PROBLEM:
Go through the records and show each line where the word "JSON" occurs.

LISTED ENTRIES:
○ ○ ○ ○ ○

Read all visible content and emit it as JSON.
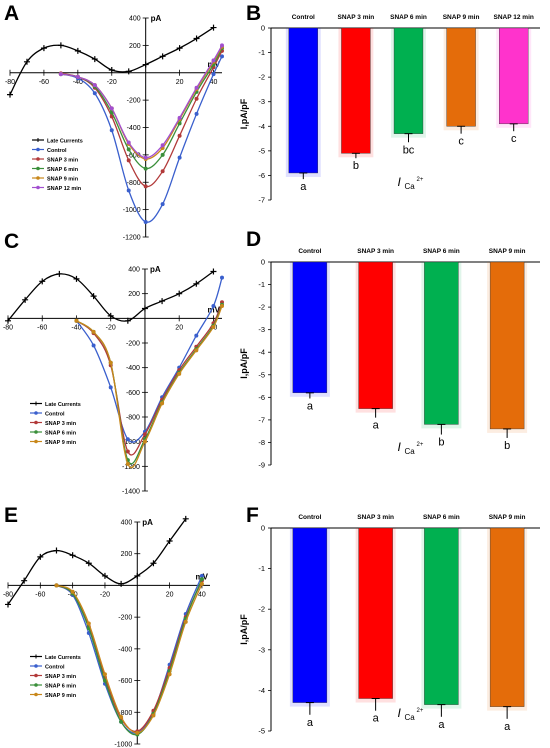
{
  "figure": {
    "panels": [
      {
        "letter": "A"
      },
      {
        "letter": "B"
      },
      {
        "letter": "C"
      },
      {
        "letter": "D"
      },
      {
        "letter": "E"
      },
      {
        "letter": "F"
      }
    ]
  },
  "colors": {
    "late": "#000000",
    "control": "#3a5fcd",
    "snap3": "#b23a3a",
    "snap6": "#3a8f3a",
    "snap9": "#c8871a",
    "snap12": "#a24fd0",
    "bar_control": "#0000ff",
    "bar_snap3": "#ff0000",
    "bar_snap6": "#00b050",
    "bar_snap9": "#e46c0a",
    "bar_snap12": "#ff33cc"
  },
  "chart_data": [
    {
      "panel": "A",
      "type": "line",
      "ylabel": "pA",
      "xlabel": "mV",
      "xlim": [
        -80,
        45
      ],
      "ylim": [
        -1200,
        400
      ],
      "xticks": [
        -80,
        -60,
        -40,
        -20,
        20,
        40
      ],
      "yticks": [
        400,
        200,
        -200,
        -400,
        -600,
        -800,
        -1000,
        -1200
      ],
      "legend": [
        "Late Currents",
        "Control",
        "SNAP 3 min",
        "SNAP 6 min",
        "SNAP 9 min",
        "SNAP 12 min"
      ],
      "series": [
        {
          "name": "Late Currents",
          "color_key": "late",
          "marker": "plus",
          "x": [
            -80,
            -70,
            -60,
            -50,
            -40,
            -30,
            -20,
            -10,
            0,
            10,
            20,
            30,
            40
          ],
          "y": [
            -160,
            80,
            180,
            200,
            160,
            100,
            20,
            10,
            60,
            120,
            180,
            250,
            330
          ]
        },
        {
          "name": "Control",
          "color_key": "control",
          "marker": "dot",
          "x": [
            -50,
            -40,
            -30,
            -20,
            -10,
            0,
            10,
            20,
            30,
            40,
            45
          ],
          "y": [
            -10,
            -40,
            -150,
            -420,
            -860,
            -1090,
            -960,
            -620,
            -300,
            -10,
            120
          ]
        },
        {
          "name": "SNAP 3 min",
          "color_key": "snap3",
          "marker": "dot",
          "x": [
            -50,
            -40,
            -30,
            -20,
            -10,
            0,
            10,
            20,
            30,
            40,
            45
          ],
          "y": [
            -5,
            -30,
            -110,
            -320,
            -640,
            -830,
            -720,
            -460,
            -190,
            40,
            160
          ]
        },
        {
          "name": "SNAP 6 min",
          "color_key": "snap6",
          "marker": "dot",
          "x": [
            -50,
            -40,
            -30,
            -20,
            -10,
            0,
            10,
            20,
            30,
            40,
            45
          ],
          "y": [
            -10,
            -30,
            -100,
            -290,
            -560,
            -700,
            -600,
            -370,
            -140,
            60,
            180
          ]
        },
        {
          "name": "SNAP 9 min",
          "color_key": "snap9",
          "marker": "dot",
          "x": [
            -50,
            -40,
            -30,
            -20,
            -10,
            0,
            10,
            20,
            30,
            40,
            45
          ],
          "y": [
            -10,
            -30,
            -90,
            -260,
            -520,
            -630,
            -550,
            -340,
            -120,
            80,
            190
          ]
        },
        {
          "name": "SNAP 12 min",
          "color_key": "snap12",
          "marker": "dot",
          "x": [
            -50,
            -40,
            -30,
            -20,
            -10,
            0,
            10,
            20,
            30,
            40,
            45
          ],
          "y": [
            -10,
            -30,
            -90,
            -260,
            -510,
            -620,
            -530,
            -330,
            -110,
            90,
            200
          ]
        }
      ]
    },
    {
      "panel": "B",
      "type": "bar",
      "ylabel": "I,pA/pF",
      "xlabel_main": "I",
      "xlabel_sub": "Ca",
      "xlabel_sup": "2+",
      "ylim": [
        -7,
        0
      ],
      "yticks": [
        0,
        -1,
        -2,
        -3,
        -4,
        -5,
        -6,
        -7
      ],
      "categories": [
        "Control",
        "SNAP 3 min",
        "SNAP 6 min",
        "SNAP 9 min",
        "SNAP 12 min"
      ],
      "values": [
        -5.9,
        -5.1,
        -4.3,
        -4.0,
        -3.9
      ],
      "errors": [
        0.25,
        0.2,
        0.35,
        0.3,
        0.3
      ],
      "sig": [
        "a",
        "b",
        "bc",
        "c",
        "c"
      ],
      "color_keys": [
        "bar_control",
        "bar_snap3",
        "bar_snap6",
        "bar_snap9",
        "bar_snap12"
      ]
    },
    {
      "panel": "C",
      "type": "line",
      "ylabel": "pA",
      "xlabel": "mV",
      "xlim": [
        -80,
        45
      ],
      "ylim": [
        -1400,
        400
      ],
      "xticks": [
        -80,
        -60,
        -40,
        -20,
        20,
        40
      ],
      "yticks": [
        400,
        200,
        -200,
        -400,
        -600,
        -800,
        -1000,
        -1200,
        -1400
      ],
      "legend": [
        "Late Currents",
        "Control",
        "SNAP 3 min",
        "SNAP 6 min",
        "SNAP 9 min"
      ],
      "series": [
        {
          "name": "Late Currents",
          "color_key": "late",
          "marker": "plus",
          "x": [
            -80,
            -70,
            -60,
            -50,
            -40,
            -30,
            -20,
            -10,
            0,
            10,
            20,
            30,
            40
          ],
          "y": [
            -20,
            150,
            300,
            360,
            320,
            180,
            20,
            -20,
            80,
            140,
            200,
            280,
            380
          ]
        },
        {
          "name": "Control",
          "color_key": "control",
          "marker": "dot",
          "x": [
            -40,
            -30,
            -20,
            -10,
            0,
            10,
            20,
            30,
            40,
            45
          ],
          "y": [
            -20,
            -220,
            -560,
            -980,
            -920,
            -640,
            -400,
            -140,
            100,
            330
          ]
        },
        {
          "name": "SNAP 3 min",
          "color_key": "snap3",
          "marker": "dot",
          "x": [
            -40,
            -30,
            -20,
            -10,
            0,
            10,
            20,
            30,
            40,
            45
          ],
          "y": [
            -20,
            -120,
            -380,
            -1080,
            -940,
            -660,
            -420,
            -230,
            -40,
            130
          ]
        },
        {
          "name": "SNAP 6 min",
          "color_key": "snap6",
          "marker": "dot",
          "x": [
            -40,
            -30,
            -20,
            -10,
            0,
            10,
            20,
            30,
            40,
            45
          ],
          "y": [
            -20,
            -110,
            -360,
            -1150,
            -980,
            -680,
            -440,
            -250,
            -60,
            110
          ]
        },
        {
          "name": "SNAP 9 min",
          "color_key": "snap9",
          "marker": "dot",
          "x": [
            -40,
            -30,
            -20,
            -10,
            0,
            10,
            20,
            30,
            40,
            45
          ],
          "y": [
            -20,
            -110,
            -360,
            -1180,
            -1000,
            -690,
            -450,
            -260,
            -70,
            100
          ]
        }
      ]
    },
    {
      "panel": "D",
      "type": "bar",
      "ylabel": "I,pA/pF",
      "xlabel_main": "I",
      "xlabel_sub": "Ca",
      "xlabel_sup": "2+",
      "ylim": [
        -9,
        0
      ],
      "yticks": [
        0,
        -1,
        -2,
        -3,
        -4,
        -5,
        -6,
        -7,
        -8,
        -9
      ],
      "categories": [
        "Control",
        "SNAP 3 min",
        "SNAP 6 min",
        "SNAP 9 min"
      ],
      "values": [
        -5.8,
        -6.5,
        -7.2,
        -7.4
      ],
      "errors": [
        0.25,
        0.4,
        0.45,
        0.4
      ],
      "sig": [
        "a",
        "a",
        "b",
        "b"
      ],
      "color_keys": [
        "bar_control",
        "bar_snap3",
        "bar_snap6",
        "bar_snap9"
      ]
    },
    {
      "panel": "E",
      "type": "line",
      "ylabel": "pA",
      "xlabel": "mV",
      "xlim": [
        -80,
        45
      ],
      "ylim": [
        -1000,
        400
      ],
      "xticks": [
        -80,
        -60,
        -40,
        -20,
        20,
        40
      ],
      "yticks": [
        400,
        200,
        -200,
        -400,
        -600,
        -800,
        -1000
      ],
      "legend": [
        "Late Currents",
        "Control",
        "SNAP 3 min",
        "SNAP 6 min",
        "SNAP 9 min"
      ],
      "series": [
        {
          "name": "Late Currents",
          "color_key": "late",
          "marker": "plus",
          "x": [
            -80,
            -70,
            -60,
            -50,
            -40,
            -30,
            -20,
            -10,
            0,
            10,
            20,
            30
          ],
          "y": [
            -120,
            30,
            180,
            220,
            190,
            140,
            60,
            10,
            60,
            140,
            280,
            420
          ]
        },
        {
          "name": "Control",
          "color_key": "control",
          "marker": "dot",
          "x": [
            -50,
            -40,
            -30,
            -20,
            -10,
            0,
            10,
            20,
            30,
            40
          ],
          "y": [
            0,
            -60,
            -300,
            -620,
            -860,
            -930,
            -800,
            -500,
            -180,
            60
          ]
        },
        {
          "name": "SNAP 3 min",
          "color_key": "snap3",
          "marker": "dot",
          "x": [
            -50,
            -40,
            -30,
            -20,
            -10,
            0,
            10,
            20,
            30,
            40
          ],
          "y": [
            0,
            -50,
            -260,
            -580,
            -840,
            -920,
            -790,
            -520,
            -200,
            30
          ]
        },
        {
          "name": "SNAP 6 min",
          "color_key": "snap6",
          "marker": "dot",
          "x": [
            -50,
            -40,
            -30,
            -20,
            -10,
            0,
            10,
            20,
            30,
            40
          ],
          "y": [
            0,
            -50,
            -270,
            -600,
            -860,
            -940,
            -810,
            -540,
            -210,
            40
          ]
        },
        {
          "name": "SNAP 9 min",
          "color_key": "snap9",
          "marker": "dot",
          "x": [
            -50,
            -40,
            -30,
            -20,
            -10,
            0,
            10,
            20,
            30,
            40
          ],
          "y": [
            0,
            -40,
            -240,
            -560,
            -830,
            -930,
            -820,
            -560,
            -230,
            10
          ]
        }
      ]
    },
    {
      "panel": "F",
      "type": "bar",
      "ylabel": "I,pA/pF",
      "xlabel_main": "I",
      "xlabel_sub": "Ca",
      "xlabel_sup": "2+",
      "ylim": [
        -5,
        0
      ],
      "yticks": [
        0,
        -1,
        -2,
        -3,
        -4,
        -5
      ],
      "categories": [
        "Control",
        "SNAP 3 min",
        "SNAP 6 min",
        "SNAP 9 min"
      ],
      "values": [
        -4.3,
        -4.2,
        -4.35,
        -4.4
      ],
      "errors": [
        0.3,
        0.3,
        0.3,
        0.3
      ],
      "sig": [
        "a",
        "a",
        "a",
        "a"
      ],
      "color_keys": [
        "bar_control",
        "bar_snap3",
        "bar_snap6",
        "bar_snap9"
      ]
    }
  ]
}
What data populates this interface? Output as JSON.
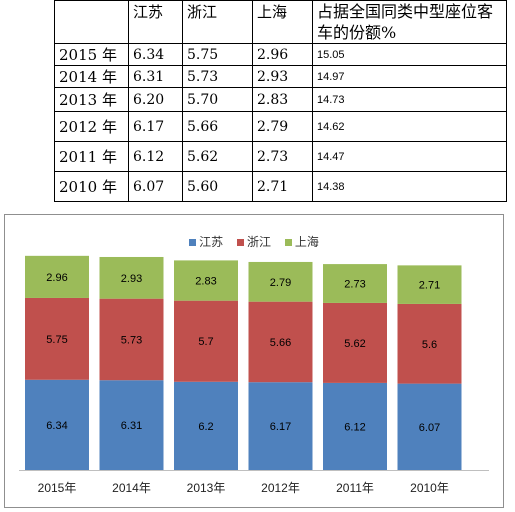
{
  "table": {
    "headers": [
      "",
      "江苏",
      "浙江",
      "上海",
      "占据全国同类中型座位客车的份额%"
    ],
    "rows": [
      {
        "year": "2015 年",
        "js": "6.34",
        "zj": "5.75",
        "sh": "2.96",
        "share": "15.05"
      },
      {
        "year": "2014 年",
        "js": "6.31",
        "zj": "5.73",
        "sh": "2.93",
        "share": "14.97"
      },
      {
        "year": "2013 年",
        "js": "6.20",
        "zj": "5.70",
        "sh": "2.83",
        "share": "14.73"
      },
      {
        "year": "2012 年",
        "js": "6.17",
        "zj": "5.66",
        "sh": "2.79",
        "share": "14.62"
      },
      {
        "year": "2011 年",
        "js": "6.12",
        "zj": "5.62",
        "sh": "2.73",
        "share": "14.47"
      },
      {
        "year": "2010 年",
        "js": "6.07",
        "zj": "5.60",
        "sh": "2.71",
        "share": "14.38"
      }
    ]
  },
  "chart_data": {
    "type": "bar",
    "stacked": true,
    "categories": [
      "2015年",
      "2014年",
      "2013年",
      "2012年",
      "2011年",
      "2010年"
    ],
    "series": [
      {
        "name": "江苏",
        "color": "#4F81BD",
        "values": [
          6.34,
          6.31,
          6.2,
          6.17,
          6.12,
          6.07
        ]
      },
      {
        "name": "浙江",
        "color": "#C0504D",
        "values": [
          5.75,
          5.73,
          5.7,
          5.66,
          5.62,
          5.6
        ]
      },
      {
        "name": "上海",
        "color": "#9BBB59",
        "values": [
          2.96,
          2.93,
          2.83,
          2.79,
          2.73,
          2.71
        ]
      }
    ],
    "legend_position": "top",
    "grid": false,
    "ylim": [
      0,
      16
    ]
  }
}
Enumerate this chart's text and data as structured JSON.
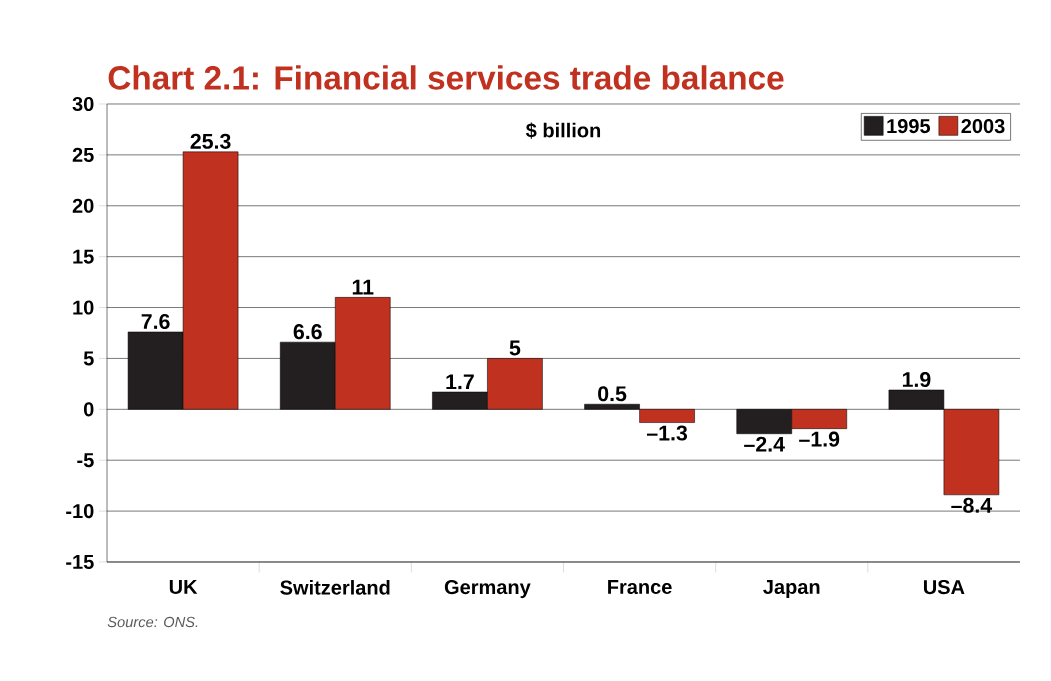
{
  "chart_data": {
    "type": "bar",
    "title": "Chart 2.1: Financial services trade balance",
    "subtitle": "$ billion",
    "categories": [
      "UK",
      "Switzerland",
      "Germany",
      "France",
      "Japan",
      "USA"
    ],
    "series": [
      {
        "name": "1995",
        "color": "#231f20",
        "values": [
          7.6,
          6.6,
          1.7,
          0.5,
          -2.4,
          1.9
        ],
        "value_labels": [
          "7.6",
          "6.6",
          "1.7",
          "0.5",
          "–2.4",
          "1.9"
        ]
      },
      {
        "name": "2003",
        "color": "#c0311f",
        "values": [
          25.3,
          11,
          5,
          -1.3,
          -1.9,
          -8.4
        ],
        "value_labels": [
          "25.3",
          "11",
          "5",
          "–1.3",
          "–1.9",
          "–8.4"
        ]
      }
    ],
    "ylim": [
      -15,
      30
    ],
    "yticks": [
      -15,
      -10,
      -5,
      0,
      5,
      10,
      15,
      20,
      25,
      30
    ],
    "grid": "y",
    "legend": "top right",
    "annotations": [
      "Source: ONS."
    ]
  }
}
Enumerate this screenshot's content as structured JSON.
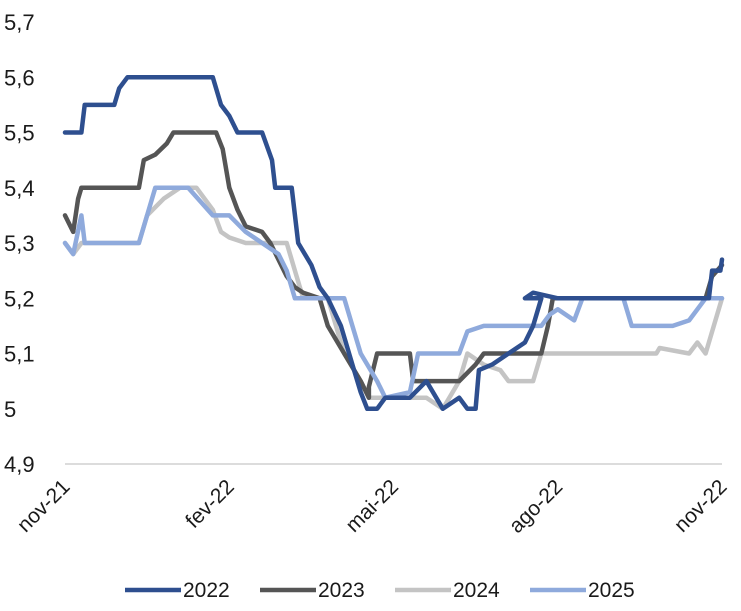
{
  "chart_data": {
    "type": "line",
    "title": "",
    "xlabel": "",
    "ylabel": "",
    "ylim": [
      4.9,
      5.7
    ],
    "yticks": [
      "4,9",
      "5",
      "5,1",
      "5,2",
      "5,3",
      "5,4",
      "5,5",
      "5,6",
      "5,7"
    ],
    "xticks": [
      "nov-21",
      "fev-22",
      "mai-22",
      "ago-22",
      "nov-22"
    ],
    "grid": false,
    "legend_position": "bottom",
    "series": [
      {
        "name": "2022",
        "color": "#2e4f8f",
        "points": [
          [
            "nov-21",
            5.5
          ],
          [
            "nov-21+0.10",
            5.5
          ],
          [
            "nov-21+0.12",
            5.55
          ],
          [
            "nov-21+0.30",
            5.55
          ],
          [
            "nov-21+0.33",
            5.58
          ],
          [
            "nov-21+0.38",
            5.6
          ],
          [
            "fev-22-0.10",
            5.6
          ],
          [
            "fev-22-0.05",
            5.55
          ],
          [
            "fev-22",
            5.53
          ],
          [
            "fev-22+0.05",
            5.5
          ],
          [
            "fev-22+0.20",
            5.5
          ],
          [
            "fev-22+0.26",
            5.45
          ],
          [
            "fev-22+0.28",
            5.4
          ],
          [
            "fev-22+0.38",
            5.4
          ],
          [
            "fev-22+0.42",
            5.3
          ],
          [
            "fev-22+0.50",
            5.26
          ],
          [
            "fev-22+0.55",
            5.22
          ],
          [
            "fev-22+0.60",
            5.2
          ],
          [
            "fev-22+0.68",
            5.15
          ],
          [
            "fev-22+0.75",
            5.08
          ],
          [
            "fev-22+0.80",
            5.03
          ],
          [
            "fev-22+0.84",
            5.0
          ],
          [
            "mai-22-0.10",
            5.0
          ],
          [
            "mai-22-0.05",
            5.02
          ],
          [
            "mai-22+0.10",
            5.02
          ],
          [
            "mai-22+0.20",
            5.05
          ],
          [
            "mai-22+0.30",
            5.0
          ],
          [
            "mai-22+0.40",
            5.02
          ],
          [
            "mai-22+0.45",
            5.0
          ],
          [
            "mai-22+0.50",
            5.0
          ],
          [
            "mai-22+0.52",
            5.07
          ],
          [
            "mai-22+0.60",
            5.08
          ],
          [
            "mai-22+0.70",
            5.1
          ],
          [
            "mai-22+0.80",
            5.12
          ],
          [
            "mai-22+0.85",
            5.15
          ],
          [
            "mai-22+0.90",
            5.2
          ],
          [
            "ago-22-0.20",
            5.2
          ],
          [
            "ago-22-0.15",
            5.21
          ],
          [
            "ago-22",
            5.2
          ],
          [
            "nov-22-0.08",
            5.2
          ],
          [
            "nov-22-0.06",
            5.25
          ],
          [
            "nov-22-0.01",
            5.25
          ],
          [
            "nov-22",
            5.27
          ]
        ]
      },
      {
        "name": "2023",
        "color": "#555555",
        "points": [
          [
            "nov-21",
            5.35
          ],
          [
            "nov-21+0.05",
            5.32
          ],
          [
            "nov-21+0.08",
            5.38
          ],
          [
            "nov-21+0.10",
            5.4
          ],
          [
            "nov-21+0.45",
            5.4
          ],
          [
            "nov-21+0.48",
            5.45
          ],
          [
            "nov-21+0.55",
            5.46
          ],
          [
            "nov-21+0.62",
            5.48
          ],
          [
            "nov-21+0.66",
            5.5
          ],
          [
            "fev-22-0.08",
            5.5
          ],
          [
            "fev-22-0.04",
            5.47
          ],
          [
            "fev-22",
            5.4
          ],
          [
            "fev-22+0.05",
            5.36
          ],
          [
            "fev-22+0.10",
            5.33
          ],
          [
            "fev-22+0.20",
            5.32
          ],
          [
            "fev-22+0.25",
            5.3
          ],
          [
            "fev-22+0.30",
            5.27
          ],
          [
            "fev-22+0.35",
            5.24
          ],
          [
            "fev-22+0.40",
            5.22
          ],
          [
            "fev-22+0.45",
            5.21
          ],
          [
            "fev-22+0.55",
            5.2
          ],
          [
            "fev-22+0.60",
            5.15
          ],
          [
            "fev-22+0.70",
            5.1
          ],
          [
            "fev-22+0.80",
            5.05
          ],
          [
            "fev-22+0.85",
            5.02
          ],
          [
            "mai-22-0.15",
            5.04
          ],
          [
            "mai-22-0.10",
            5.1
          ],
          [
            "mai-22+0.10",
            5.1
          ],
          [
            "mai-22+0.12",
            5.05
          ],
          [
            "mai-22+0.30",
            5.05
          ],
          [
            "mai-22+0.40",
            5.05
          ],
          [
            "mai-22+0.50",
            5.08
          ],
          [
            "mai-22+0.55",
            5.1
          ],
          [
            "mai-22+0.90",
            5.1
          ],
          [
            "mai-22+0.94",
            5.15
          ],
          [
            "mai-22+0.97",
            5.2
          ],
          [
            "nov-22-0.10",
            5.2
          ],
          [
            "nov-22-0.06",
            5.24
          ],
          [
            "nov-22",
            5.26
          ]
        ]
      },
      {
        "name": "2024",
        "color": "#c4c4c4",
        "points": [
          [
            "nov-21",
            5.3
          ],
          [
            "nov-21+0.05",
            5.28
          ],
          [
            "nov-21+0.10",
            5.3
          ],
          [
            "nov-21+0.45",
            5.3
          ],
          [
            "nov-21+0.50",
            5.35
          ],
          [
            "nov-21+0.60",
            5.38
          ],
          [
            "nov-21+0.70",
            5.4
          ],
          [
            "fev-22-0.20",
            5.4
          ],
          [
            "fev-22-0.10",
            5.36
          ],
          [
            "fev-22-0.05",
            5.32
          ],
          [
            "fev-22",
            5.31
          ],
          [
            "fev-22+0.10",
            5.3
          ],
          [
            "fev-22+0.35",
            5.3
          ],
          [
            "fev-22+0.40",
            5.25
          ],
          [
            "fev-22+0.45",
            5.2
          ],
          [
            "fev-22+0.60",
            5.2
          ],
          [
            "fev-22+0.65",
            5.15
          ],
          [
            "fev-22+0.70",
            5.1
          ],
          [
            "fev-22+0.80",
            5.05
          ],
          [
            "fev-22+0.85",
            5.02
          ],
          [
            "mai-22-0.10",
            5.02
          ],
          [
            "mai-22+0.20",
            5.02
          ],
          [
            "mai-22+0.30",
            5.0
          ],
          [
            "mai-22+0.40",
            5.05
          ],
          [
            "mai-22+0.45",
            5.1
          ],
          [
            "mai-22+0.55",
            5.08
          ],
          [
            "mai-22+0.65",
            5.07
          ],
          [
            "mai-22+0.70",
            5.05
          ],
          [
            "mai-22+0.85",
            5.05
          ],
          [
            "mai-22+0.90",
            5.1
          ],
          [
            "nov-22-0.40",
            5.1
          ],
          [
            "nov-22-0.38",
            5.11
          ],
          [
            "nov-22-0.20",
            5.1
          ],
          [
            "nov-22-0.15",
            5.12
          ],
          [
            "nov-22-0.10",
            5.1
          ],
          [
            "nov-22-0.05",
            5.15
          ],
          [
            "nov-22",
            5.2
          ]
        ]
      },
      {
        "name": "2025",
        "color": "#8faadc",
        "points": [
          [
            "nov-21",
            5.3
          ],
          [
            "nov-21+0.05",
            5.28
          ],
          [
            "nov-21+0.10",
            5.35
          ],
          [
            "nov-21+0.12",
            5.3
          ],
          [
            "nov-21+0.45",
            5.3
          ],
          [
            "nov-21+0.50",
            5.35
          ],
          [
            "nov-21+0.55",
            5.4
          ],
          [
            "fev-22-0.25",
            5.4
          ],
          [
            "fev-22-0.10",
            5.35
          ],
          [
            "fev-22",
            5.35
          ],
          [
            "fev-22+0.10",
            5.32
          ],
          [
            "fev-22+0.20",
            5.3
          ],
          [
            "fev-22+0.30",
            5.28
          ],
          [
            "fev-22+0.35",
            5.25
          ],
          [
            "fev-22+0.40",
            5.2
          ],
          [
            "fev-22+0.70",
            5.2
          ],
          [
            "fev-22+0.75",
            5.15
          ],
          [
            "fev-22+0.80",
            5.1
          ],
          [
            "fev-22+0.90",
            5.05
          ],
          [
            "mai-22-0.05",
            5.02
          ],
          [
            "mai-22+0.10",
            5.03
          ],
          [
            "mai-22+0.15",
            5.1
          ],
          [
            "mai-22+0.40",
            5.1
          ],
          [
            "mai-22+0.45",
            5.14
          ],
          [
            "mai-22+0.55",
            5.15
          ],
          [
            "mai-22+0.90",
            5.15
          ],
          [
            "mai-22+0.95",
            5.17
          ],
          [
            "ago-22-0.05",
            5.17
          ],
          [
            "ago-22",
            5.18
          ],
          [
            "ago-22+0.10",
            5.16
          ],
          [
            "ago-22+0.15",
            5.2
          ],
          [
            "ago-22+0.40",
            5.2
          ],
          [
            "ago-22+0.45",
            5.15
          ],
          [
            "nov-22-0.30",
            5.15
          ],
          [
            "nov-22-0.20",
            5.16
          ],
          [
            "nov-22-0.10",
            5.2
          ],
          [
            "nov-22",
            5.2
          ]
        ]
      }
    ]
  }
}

○ ○ ○ ○ ○

ANSWER FOR THE TASK:
Read all visible content and emit it as JSON.
What data populates this interface? Output as JSON.
Enumerate this chart's text and data as structured JSON.
Enumerate this screenshot's content as structured JSON.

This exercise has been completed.